*Data provided*
■ ■ ■

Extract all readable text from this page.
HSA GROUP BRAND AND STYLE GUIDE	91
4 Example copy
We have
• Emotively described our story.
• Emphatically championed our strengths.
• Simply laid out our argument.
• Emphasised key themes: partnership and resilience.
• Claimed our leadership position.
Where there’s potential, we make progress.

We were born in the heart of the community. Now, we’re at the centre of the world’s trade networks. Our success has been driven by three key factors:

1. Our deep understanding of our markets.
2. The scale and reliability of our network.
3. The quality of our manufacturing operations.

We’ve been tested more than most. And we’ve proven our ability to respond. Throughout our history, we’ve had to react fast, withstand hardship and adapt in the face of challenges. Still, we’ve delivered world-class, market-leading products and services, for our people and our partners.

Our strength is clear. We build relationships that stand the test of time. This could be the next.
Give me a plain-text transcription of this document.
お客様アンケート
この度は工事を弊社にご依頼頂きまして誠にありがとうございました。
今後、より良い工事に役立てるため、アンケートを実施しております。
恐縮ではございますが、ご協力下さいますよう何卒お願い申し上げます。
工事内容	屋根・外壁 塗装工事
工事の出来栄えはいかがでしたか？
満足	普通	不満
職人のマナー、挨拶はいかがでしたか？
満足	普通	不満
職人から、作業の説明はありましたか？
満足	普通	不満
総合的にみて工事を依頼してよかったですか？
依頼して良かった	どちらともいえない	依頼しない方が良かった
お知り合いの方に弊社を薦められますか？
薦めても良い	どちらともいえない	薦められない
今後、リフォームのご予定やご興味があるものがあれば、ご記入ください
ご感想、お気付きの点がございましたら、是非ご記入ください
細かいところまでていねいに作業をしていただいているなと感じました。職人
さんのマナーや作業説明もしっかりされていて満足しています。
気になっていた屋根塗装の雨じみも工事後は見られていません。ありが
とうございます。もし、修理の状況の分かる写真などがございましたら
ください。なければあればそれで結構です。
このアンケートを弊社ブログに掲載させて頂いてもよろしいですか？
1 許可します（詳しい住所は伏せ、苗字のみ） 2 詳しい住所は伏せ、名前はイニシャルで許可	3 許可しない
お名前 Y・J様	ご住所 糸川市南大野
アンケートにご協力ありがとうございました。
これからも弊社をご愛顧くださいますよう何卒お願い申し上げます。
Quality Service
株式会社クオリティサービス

■ ■ ■

*Given task*
Locate the word "been" in the records above, and return each line that has it.

*Response below*
We were born in the heart of the community. Now, we’re at the centre of the world’s trade networks. Our success has been driven by three key factors:
We’ve been tested more than most. And we’ve proven our ability to respond. Throughout our history, we’ve had to react fast, withstand hardship and adapt in the face of challenges. Still, we’ve delivered world-class, market-leading products and services, for our people and our partners.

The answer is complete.